■ TASK DESCRIPTION
Here are some records; return them all exactly.

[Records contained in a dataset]
=-=-=-=-=
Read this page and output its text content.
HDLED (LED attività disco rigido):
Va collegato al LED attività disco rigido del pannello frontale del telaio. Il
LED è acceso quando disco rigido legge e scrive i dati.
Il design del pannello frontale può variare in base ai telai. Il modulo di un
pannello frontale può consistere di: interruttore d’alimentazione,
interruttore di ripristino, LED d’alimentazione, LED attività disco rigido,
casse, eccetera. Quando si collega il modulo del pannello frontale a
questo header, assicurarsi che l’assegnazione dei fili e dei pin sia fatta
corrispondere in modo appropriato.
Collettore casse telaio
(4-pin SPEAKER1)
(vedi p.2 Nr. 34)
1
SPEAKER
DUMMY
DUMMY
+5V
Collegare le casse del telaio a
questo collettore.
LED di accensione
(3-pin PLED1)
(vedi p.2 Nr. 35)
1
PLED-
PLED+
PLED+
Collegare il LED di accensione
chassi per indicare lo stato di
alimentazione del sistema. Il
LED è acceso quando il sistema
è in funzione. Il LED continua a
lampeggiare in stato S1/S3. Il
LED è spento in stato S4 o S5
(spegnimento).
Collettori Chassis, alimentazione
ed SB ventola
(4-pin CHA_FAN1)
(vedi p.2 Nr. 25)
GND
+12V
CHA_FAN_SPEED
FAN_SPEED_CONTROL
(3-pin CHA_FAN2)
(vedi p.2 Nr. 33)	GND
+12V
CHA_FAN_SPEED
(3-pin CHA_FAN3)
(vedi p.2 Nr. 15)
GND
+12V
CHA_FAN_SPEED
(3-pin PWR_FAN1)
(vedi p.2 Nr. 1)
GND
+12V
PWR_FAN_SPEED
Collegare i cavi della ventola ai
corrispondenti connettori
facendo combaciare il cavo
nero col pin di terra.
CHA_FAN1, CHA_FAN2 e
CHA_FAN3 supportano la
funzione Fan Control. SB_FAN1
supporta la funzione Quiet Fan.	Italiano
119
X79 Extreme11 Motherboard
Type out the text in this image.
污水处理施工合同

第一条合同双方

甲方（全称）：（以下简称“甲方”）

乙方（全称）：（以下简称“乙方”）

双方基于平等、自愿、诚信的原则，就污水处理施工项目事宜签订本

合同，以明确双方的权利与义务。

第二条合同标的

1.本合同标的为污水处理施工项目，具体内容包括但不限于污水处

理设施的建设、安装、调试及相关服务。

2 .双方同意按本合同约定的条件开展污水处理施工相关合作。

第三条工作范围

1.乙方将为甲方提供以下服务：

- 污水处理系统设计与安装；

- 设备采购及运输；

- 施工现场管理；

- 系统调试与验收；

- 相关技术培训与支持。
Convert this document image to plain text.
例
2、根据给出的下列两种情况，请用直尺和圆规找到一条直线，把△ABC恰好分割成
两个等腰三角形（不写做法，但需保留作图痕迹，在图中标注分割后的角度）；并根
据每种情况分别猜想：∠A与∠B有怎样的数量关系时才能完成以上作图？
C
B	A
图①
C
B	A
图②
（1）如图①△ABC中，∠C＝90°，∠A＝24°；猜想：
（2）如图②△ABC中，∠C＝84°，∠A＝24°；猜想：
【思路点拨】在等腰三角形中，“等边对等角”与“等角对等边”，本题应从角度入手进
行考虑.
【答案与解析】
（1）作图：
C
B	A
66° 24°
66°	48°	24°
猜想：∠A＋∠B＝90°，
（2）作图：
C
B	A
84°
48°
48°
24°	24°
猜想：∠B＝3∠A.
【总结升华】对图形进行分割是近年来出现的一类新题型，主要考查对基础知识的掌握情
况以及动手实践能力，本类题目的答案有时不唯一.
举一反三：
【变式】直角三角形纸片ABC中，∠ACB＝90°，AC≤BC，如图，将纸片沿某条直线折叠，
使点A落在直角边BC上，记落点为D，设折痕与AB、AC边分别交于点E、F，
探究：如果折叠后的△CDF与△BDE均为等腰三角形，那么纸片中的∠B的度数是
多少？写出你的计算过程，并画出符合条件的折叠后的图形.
=-=-=-=-=
■ ANSWER TO THIS PROBLEM
Read this page and output its text content.
HDLED (LED attività disco rigido):
Va collegato al LED attività disco rigido del pannello frontale del telaio. Il
LED è acceso quando disco rigido legge e scrive i dati.
Il design del pannello frontale può variare in base ai telai. Il modulo di un
pannello frontale può consistere di: interruttore d’alimentazione,
interruttore di ripristino, LED d’alimentazione, LED attività disco rigido,
casse, eccetera. Quando si collega il modulo del pannello frontale a
questo header, assicurarsi che l’assegnazione dei fili e dei pin sia fatta
corrispondere in modo appropriato.
Collettore casse telaio
(4-pin SPEAKER1)
(vedi p.2 Nr. 34)
1
SPEAKER
DUMMY
DUMMY
+5V
Collegare le casse del telaio a
questo collettore.
LED di accensione
(3-pin PLED1)
(vedi p.2 Nr. 35)
1
PLED-
PLED+
PLED+
Collegare il LED di accensione
chassi per indicare lo stato di
alimentazione del sistema. Il
LED è acceso quando il sistema
è in funzione. Il LED continua a
lampeggiare in stato S1/S3. Il
LED è spento in stato S4 o S5
(spegnimento).
Collettori Chassis, alimentazione
ed SB ventola
(4-pin CHA_FAN1)
(vedi p.2 Nr. 25)
GND
+12V
CHA_FAN_SPEED
FAN_SPEED_CONTROL
(3-pin CHA_FAN2)
(vedi p.2 Nr. 33)	GND
+12V
CHA_FAN_SPEED
(3-pin CHA_FAN3)
(vedi p.2 Nr. 15)
GND
+12V
CHA_FAN_SPEED
(3-pin PWR_FAN1)
(vedi p.2 Nr. 1)
GND
+12V
PWR_FAN_SPEED
Collegare i cavi della ventola ai
corrispondenti connettori
facendo combaciare il cavo
nero col pin di terra.
CHA_FAN1, CHA_FAN2 e
CHA_FAN3 supportano la
funzione Fan Control. SB_FAN1
supporta la funzione Quiet Fan.	Italiano
119
X79 Extreme11 Motherboard
Type out the text in this image.
污水处理施工合同

第一条合同双方

甲方（全称）：（以下简称“甲方”）

乙方（全称）：（以下简称“乙方”）

双方基于平等、自愿、诚信的原则，就污水处理施工项目事宜签订本

合同，以明确双方的权利与义务。

第二条合同标的

1.本合同标的为污水处理施工项目，具体内容包括但不限于污水处

理设施的建设、安装、调试及相关服务。

2 .双方同意按本合同约定的条件开展污水处理施工相关合作。

第三条工作范围

1.乙方将为甲方提供以下服务：

- 污水处理系统设计与安装；

- 设备采购及运输；

- 施工现场管理；

- 系统调试与验收；

- 相关技术培训与支持。
Convert this document image to plain text.
例
2、根据给出的下列两种情况，请用直尺和圆规找到一条直线，把△ABC恰好分割成
两个等腰三角形（不写做法，但需保留作图痕迹，在图中标注分割后的角度）；并根
据每种情况分别猜想：∠A与∠B有怎样的数量关系时才能完成以上作图？
C
B	A
图①
C
B	A
图②
（1）如图①△ABC中，∠C＝90°，∠A＝24°；猜想：
（2）如图②△ABC中，∠C＝84°，∠A＝24°；猜想：
【思路点拨】在等腰三角形中，“等边对等角”与“等角对等边”，本题应从角度入手进
行考虑.
【答案与解析】
（1）作图：
C
B	A
66° 24°
66°	48°	24°
猜想：∠A＋∠B＝90°，
（2）作图：
C
B	A
84°
48°
48°
24°	24°
猜想：∠B＝3∠A.
【总结升华】对图形进行分割是近年来出现的一类新题型，主要考查对基础知识的掌握情
况以及动手实践能力，本类题目的答案有时不唯一.
举一反三：
【变式】直角三角形纸片ABC中，∠ACB＝90°，AC≤BC，如图，将纸片沿某条直线折叠，
使点A落在直角边BC上，记落点为D，设折痕与AB、AC边分别交于点E、F，
探究：如果折叠后的△CDF与△BDE均为等腰三角形，那么纸片中的∠B的度数是
多少？写出你的计算过程，并画出符合条件的折叠后的图形.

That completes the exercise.